_DIRECTIONS FOR THIS TASK_
Select the lines that contain "контроля" and copy each of them.

-- Begin RECORDS FOR THE TASK --

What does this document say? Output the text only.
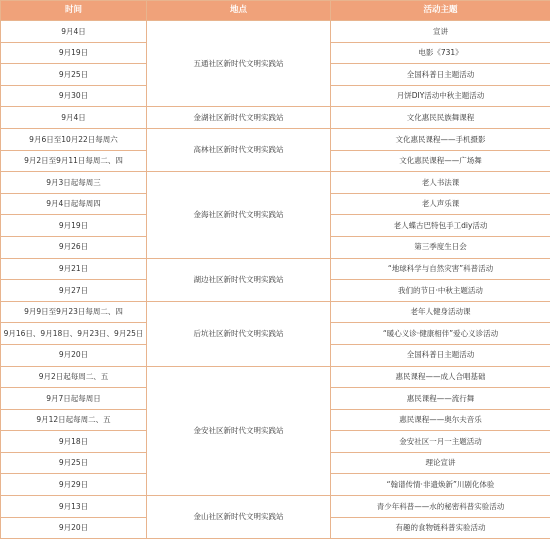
时间	地点	活动主题
9月4日	五通社区新时代文明实践站	宣讲
9月19日		电影《731》
9月25日		全国科普日主题活动
9月30日		月饼DIY活动中秋主题活动
9月4日	金湖社区新时代文明实践站	文化惠民民族舞课程
9月6日至10月22日每周六	高林社区新时代文明实践站	文化惠民课程——手机摄影
9月2日至9月11日每周二、四		文化惠民课程——广场舞
9月3日起每周三	金海社区新时代文明实践站	老人书法课
9月4日起每周四		老人声乐课
9月19日		老人蝶古巴特包手工diy活动
9月26日		第三季度生日会
9月21日	湖边社区新时代文明实践站	“地球科学与自然灾害”科普活动
9月27日		我们的节日·中秋主题活动
9月9日至9月23日每周二、四	后坑社区新时代文明实践站	老年人健身活动课
9月16日、9月18日、9月23日、9月25日		“暖心义诊·健康相伴”爱心义诊活动
9月20日		全国科普日主题活动
9月2日起每周二、五	金安社区新时代文明实践站	惠民课程——成人合唱基础
9月7日起每周日		惠民课程——流行舞
9月12日起每周二、五		惠民课程——奥尔夫音乐
9月18日		金安社区一月一主题活动
9月25日		理论宣讲
9月29日		“翰谱传情·非遗焕新”川剧化体验
9月13日	金山社区新时代文明实践站	青少年科普——水的秘密科普实验活动
9月20日		有趣的食物链科普实验活动
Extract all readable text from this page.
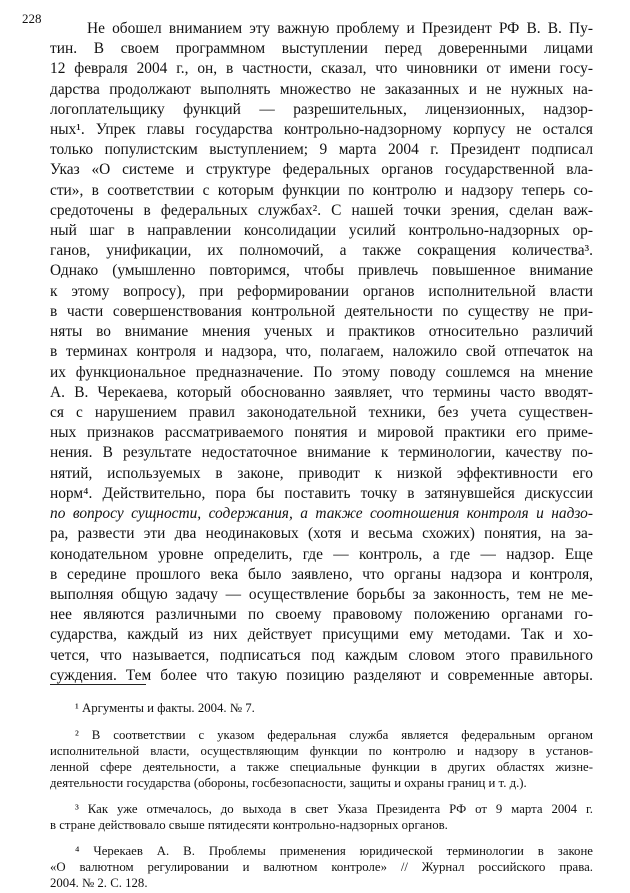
228
Не обошел вниманием эту важную проблему и Президент РФ В. В. Пу-
тин. В своем программном выступлении перед доверенными лицами
12 февраля 2004 г., он, в частности, сказал, что чиновники от имени госу-
дарства продолжают выполнять множество не заказанных и не нужных на-
логоплательщику функций — разрешительных, лицензионных, надзор-
ных¹. Упрек главы государства контрольно-надзорному корпусу не остался
только популистским выступлением; 9 марта 2004 г. Президент подписал
Указ «О системе и структуре федеральных органов государственной вла-
сти», в соответствии с которым функции по контролю и надзору теперь со-
средоточены в федеральных службах². С нашей точки зрения, сделан важ-
ный шаг в направлении консолидации усилий контрольно-надзорных ор-
ганов, унификации, их полномочий, а также сокращения количества³.
Однако (умышленно повторимся, чтобы привлечь повышенное внимание
к этому вопросу), при реформировании органов исполнительной власти
в части совершенствования контрольной деятельности по существу не при-
няты во внимание мнения ученых и практиков относительно различий
в терминах контроля и надзора, что, полагаем, наложило свой отпечаток на
их функциональное предназначение. По этому поводу сошлемся на мнение
А. В. Черекаева, который обоснованно заявляет, что термины часто вводят-
ся с нарушением правил законодательной техники, без учета существен-
ных признаков рассматриваемого понятия и мировой практики его приме-
нения. В результате недостаточное внимание к терминологии, качеству по-
нятий, используемых в законе, приводит к низкой эффективности его
норм⁴. Действительно, пора бы поставить точку в затянувшейся дискуссии
по вопросу сущности, содержания, а также соотношения контроля и надзо-
ра, развести эти два неодинаковых (хотя и весьма схожих) понятия, на за-
конодательном уровне определить, где — контроль, а где — надзор. Еще
в середине прошлого века было заявлено, что органы надзора и контроля,
выполняя общую задачу — осуществление борьбы за законность, тем не ме-
нее являются различными по своему правовому положению органами го-
сударства, каждый из них действует присущими ему методами. Так и хо-
чется, что называется, подписаться под каждым словом этого правильного
суждения. Тем более что такую позицию разделяют и современные авторы.
¹ Аргументы и факты. 2004. № 7.
² В соответствии с указом федеральная служба является федеральным органом
исполнительной власти, осуществляющим функции по контролю и надзору в установ-
ленной сфере деятельности, а также специальные функции в других областях жизне-
деятельности государства (обороны, госбезопасности, защиты и охраны границ и т. д.).
³ Как уже отмечалось, до выхода в свет Указа Президента РФ от 9 марта 2004 г.
в стране действовало свыше пятидесяти контрольно-надзорных органов.
⁴ Черекаев А. В. Проблемы применения юридической терминологии в законе
«О валютном регулировании и валютном контроле» // Журнал российского права.
2004. № 2. С. 128.
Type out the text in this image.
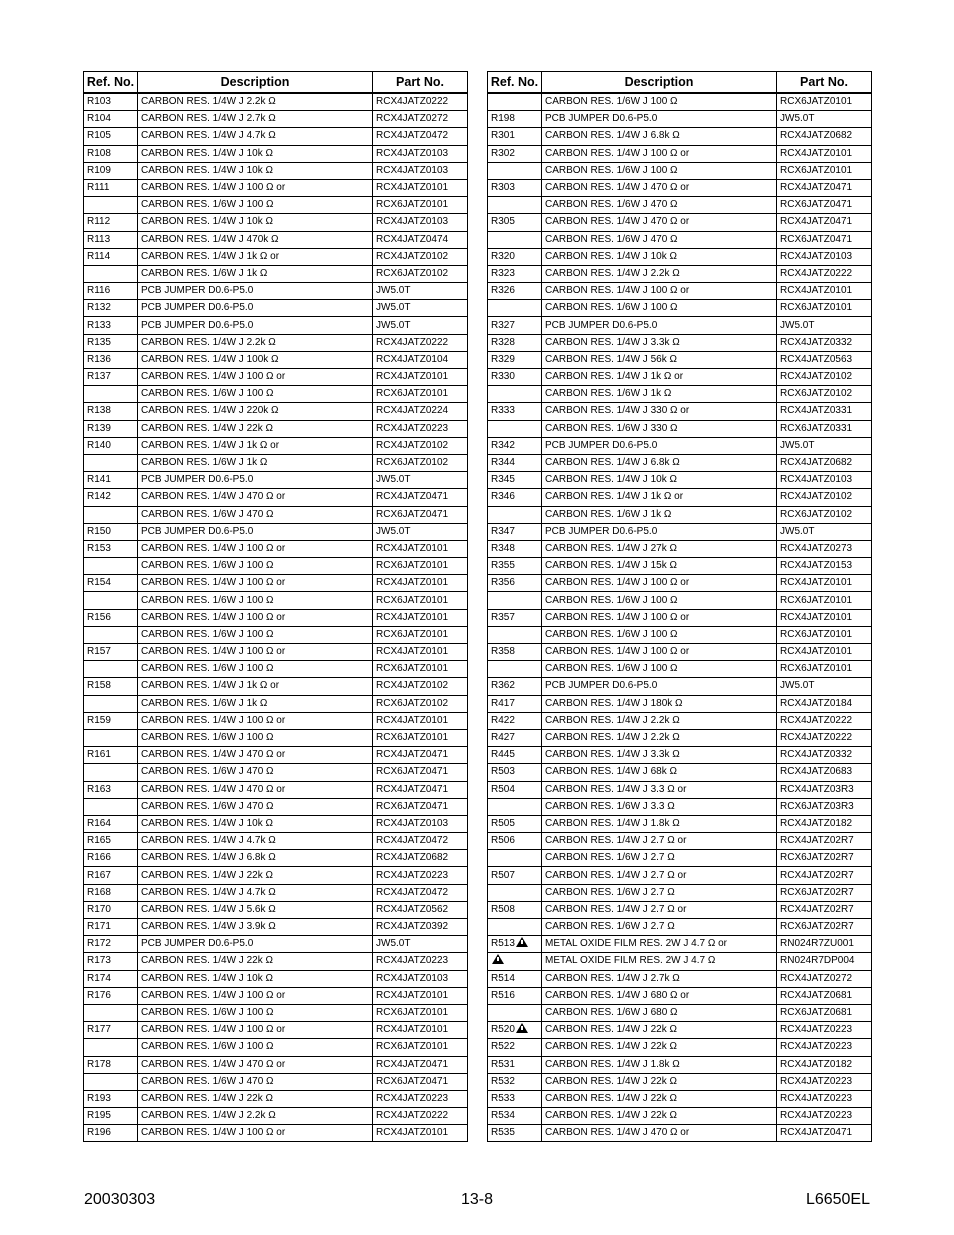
Ref. No.	Description	Part No.
R103	CARBON RES. 1/4W J 2.2k Ω	RCX4JATZ0222
R104	CARBON RES. 1/4W J 2.7k Ω	RCX4JATZ0272
R105	CARBON RES. 1/4W J 4.7k Ω	RCX4JATZ0472
R108	CARBON RES. 1/4W J 10k Ω	RCX4JATZ0103
R109	CARBON RES. 1/4W J 10k Ω	RCX4JATZ0103
R111	CARBON RES. 1/4W J 100 Ω or	RCX4JATZ0101
	CARBON RES. 1/6W J 100 Ω	RCX6JATZ0101
R112	CARBON RES. 1/4W J 10k Ω	RCX4JATZ0103
R113	CARBON RES. 1/4W J 470k Ω	RCX4JATZ0474
R114	CARBON RES. 1/4W J 1k Ω or	RCX4JATZ0102
	CARBON RES. 1/6W J 1k Ω	RCX6JATZ0102
R116	PCB JUMPER D0.6-P5.0	JW5.0T
R132	PCB JUMPER D0.6-P5.0	JW5.0T
R133	PCB JUMPER D0.6-P5.0	JW5.0T
R135	CARBON RES. 1/4W J 2.2k Ω	RCX4JATZ0222
R136	CARBON RES. 1/4W J 100k Ω	RCX4JATZ0104
R137	CARBON RES. 1/4W J 100 Ω or	RCX4JATZ0101
	CARBON RES. 1/6W J 100 Ω	RCX6JATZ0101
R138	CARBON RES. 1/4W J 220k Ω	RCX4JATZ0224
R139	CARBON RES. 1/4W J 22k Ω	RCX4JATZ0223
R140	CARBON RES. 1/4W J 1k Ω or	RCX4JATZ0102
	CARBON RES. 1/6W J 1k Ω	RCX6JATZ0102
R141	PCB JUMPER D0.6-P5.0	JW5.0T
R142	CARBON RES. 1/4W J 470 Ω or	RCX4JATZ0471
	CARBON RES. 1/6W J 470 Ω	RCX6JATZ0471
R150	PCB JUMPER D0.6-P5.0	JW5.0T
R153	CARBON RES. 1/4W J 100 Ω or	RCX4JATZ0101
	CARBON RES. 1/6W J 100 Ω	RCX6JATZ0101
R154	CARBON RES. 1/4W J 100 Ω or	RCX4JATZ0101
	CARBON RES. 1/6W J 100 Ω	RCX6JATZ0101
R156	CARBON RES. 1/4W J 100 Ω or	RCX4JATZ0101
	CARBON RES. 1/6W J 100 Ω	RCX6JATZ0101
R157	CARBON RES. 1/4W J 100 Ω or	RCX4JATZ0101
	CARBON RES. 1/6W J 100 Ω	RCX6JATZ0101
R158	CARBON RES. 1/4W J 1k Ω or	RCX4JATZ0102
	CARBON RES. 1/6W J 1k Ω	RCX6JATZ0102
R159	CARBON RES. 1/4W J 100 Ω or	RCX4JATZ0101
	CARBON RES. 1/6W J 100 Ω	RCX6JATZ0101
R161	CARBON RES. 1/4W J 470 Ω or	RCX4JATZ0471
	CARBON RES. 1/6W J 470 Ω	RCX6JATZ0471
R163	CARBON RES. 1/4W J 470 Ω or	RCX4JATZ0471
	CARBON RES. 1/6W J 470 Ω	RCX6JATZ0471
R164	CARBON RES. 1/4W J 10k Ω	RCX4JATZ0103
R165	CARBON RES. 1/4W J 4.7k Ω	RCX4JATZ0472
R166	CARBON RES. 1/4W J 6.8k Ω	RCX4JATZ0682
R167	CARBON RES. 1/4W J 22k Ω	RCX4JATZ0223
R168	CARBON RES. 1/4W J 4.7k Ω	RCX4JATZ0472
R170	CARBON RES. 1/4W J 5.6k Ω	RCX4JATZ0562
R171	CARBON RES. 1/4W J 3.9k Ω	RCX4JATZ0392
R172	PCB JUMPER D0.6-P5.0	JW5.0T
R173	CARBON RES. 1/4W J 22k Ω	RCX4JATZ0223
R174	CARBON RES. 1/4W J 10k Ω	RCX4JATZ0103
R176	CARBON RES. 1/4W J 100 Ω or	RCX4JATZ0101
	CARBON RES. 1/6W J 100 Ω	RCX6JATZ0101
R177	CARBON RES. 1/4W J 100 Ω or	RCX4JATZ0101
	CARBON RES. 1/6W J 100 Ω	RCX6JATZ0101
R178	CARBON RES. 1/4W J 470 Ω or	RCX4JATZ0471
	CARBON RES. 1/6W J 470 Ω	RCX6JATZ0471
R193	CARBON RES. 1/4W J 22k Ω	RCX4JATZ0223
R195	CARBON RES. 1/4W J 2.2k Ω	RCX4JATZ0222
R196	CARBON RES. 1/4W J 100 Ω or	RCX4JATZ0101
Ref. No.	Description	Part No.
	CARBON RES. 1/6W J 100 Ω	RCX6JATZ0101
R198	PCB JUMPER D0.6-P5.0	JW5.0T
R301	CARBON RES. 1/4W J 6.8k Ω	RCX4JATZ0682
R302	CARBON RES. 1/4W J 100 Ω or	RCX4JATZ0101
	CARBON RES. 1/6W J 100 Ω	RCX6JATZ0101
R303	CARBON RES. 1/4W J 470 Ω or	RCX4JATZ0471
	CARBON RES. 1/6W J 470 Ω	RCX6JATZ0471
R305	CARBON RES. 1/4W J 470 Ω or	RCX4JATZ0471
	CARBON RES. 1/6W J 470 Ω	RCX6JATZ0471
R320	CARBON RES. 1/4W J 10k Ω	RCX4JATZ0103
R323	CARBON RES. 1/4W J 2.2k Ω	RCX4JATZ0222
R326	CARBON RES. 1/4W J 100 Ω or	RCX4JATZ0101
	CARBON RES. 1/6W J 100 Ω	RCX6JATZ0101
R327	PCB JUMPER D0.6-P5.0	JW5.0T
R328	CARBON RES. 1/4W J 3.3k Ω	RCX4JATZ0332
R329	CARBON RES. 1/4W J 56k Ω	RCX4JATZ0563
R330	CARBON RES. 1/4W J 1k Ω or	RCX4JATZ0102
	CARBON RES. 1/6W J 1k Ω	RCX6JATZ0102
R333	CARBON RES. 1/4W J 330 Ω or	RCX4JATZ0331
	CARBON RES. 1/6W J 330 Ω	RCX6JATZ0331
R342	PCB JUMPER D0.6-P5.0	JW5.0T
R344	CARBON RES. 1/4W J 6.8k Ω	RCX4JATZ0682
R345	CARBON RES. 1/4W J 10k Ω	RCX4JATZ0103
R346	CARBON RES. 1/4W J 1k Ω or	RCX4JATZ0102
	CARBON RES. 1/6W J 1k Ω	RCX6JATZ0102
R347	PCB JUMPER D0.6-P5.0	JW5.0T
R348	CARBON RES. 1/4W J 27k Ω	RCX4JATZ0273
R355	CARBON RES. 1/4W J 15k Ω	RCX4JATZ0153
R356	CARBON RES. 1/4W J 100 Ω or	RCX4JATZ0101
	CARBON RES. 1/6W J 100 Ω	RCX6JATZ0101
R357	CARBON RES. 1/4W J 100 Ω or	RCX4JATZ0101
	CARBON RES. 1/6W J 100 Ω	RCX6JATZ0101
R358	CARBON RES. 1/4W J 100 Ω or	RCX4JATZ0101
	CARBON RES. 1/6W J 100 Ω	RCX6JATZ0101
R362	PCB JUMPER D0.6-P5.0	JW5.0T
R417	CARBON RES. 1/4W J 180k Ω	RCX4JATZ0184
R422	CARBON RES. 1/4W J 2.2k Ω	RCX4JATZ0222
R427	CARBON RES. 1/4W J 2.2k Ω	RCX4JATZ0222
R445	CARBON RES. 1/4W J 3.3k Ω	RCX4JATZ0332
R503	CARBON RES. 1/4W J 68k Ω	RCX4JATZ0683
R504	CARBON RES. 1/4W J 3.3 Ω or	RCX4JATZ03R3
	CARBON RES. 1/6W J 3.3 Ω	RCX6JATZ03R3
R505	CARBON RES. 1/4W J 1.8k Ω	RCX4JATZ0182
R506	CARBON RES. 1/4W J 2.7 Ω or	RCX4JATZ02R7
	CARBON RES. 1/6W J 2.7 Ω	RCX6JATZ02R7
R507	CARBON RES. 1/4W J 2.7 Ω or	RCX4JATZ02R7
	CARBON RES. 1/6W J 2.7 Ω	RCX6JATZ02R7
R508	CARBON RES. 1/4W J 2.7 Ω or	RCX4JATZ02R7
	CARBON RES. 1/6W J 2.7 Ω	RCX6JATZ02R7
R513	METAL OXIDE FILM RES. 2W J 4.7 Ω or	RN024R7ZU001
	METAL OXIDE FILM RES. 2W J 4.7 Ω	RN024R7DP004
R514	CARBON RES. 1/4W J 2.7k Ω	RCX4JATZ0272
R516	CARBON RES. 1/4W J 680 Ω or	RCX4JATZ0681
	CARBON RES. 1/6W J 680 Ω	RCX6JATZ0681
R520	CARBON RES. 1/4W J 22k Ω	RCX4JATZ0223
R522	CARBON RES. 1/4W J 22k Ω	RCX4JATZ0223
R531	CARBON RES. 1/4W J 1.8k Ω	RCX4JATZ0182
R532	CARBON RES. 1/4W J 22k Ω	RCX4JATZ0223
R533	CARBON RES. 1/4W J 22k Ω	RCX4JATZ0223
R534	CARBON RES. 1/4W J 22k Ω	RCX4JATZ0223
R535	CARBON RES. 1/4W J 470 Ω or	RCX4JATZ0471
20030303	13-8	L6650EL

-- End RECORDS FOR THE TASK --

_SOLUTION TO THIS TASK_
в терминах контроля и надзора, что, полагаем, наложило свой отпечаток на
по вопросу сущности, содержания, а также соотношения контроля и надзо-
в середине прошлого века было заявлено, что органы надзора и контроля,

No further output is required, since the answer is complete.